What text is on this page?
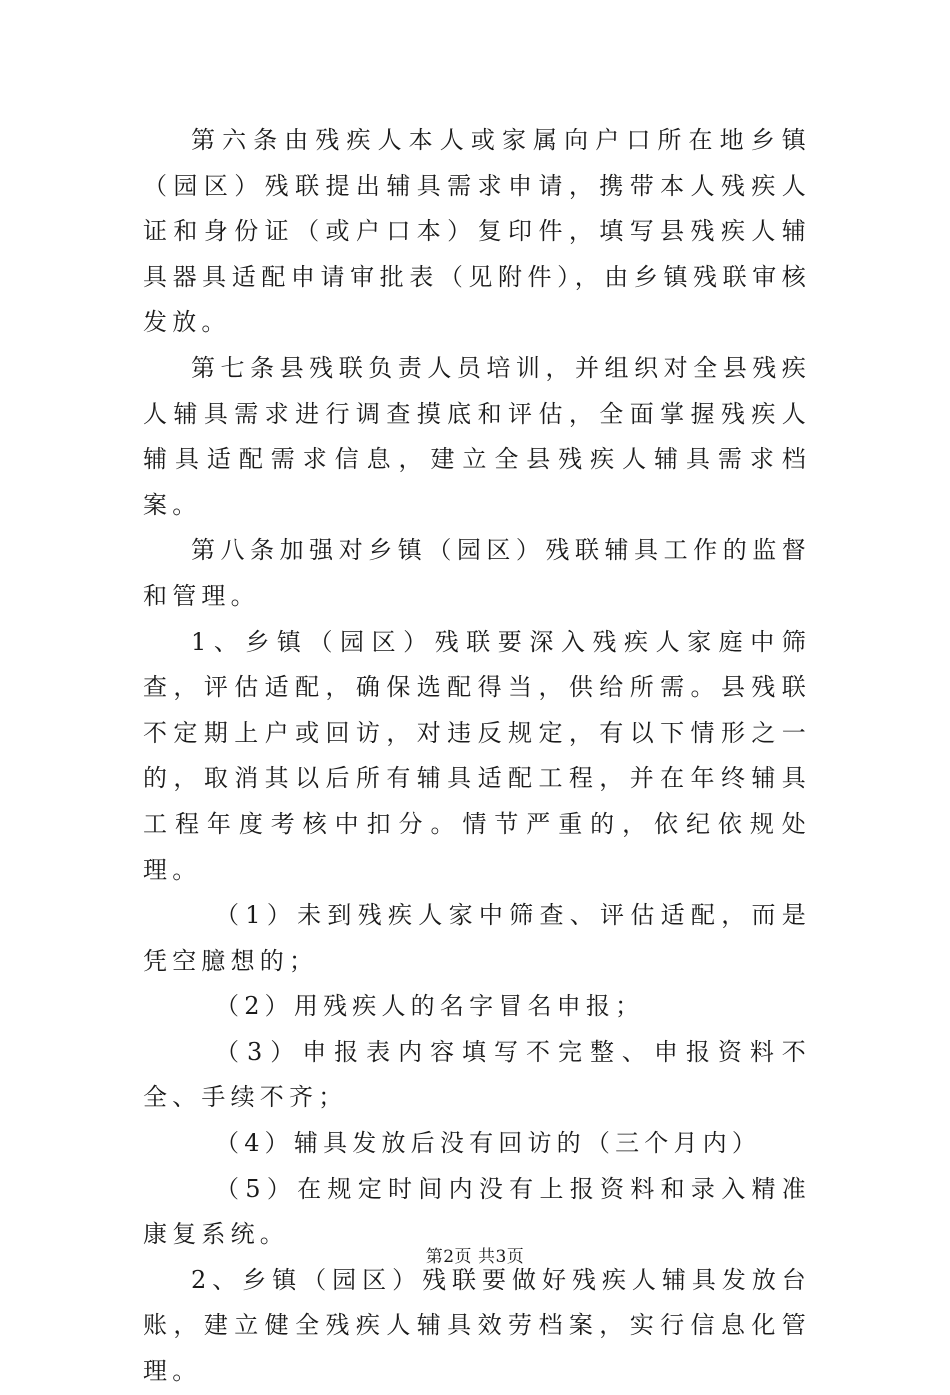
第六条由残疾人本人或家属向户口所在地乡镇（园区）残联提出辅具需求申请，携带本人残疾人证和身份证（或户口本）复印件，填写县残疾人辅具器具适配申请审批表（见附件），由乡镇残联审核发放。

第七条县残联负责人员培训，并组织对全县残疾人辅具需求进行调查摸底和评估，全面掌握残疾人辅具适配需求信息，建立全县残疾人辅具需求档案。

第八条加强对乡镇（园区）残联辅具工作的监督和管理。

1、乡镇（园区）残联要深入残疾人家庭中筛查，评估适配，确保选配得当，供给所需。县残联不定期上户或回访，对违反规定，有以下情形之一的，取消其以后所有辅具适配工程，并在年终辅具工程年度考核中扣分。情节严重的，依纪依规处理。

（1）未到残疾人家中筛查、评估适配，而是凭空臆想的；

（2）用残疾人的名字冒名申报；

（3）申报表内容填写不完整、申报资料不全、手续不齐；

（4）辅具发放后没有回访的（三个月内）

（5）在规定时间内没有上报资料和录入精准康复系统。

2、乡镇（园区）残联要做好残疾人辅具发放台账，建立健全残疾人辅具效劳档案，实行信息化管理。

第2页 共3页
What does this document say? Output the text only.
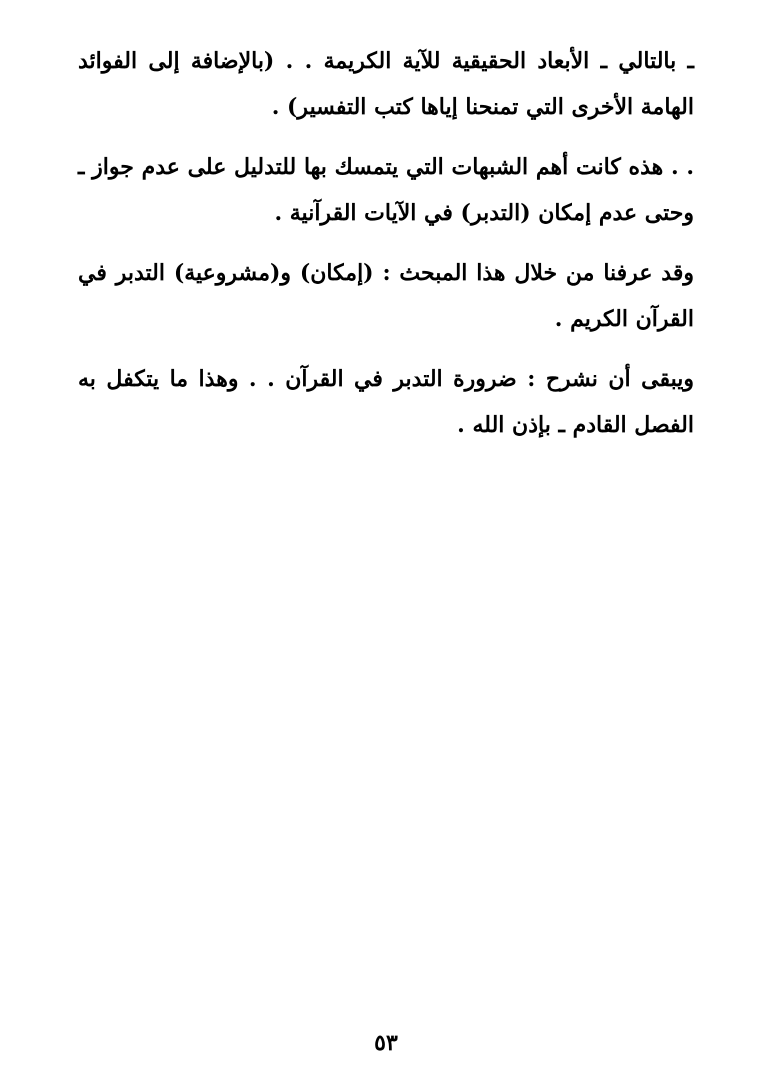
ـ بالتالي ـ الأبعاد الحقيقية للآية الكريمة . . (بالإضافة إلى الفوائد الهامة الأخرى التي تمنحنا إياها كتب التفسير) .

. . هذه كانت أهم الشبهات التي يتمسك بها للتدليل على عدم جواز ـ وحتى عدم إمكان (التدبر) في الآيات القرآنية .

وقد عرفنا من خلال هذا المبحث : (إمكان) و(مشروعية) التدبر في القرآن الكريم .

ويبقى أن نشرح : ضرورة التدبر في القرآن . . وهذا ما يتكفل به الفصل القادم ـ بإذن الله .

٥٣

---

Quote the entries above word for word. Leave the images out.

What text is on this page?
第六条由残疾人本人或家属向户口所在地乡镇（园区）残联提出辅具需求申请，携带本人残疾人证和身份证（或户口本）复印件，填写县残疾人辅具器具适配申请审批表（见附件），由乡镇残联审核发放。

第七条县残联负责人员培训，并组织对全县残疾人辅具需求进行调查摸底和评估，全面掌握残疾人辅具适配需求信息，建立全县残疾人辅具需求档案。

第八条加强对乡镇（园区）残联辅具工作的监督和管理。

1、乡镇（园区）残联要深入残疾人家庭中筛查，评估适配，确保选配得当，供给所需。县残联不定期上户或回访，对违反规定，有以下情形之一的，取消其以后所有辅具适配工程，并在年终辅具工程年度考核中扣分。情节严重的，依纪依规处理。

（1）未到残疾人家中筛查、评估适配，而是凭空臆想的；

（2）用残疾人的名字冒名申报；

（3）申报表内容填写不完整、申报资料不全、手续不齐；

（4）辅具发放后没有回访的（三个月内）

（5）在规定时间内没有上报资料和录入精准康复系统。

2、乡镇（园区）残联要做好残疾人辅具发放台账，建立健全残疾人辅具效劳档案，实行信息化管理。

第2页 共3页
What does this document say? Output the text only.
ـ بالتالي ـ الأبعاد الحقيقية للآية الكريمة . . (بالإضافة إلى الفوائد الهامة الأخرى التي تمنحنا إياها كتب التفسير) .

. . هذه كانت أهم الشبهات التي يتمسك بها للتدليل على عدم جواز ـ وحتى عدم إمكان (التدبر) في الآيات القرآنية .

وقد عرفنا من خلال هذا المبحث : (إمكان) و(مشروعية) التدبر في القرآن الكريم .

ويبقى أن نشرح : ضرورة التدبر في القرآن . . وهذا ما يتكفل به الفصل القادم ـ بإذن الله .

٥٣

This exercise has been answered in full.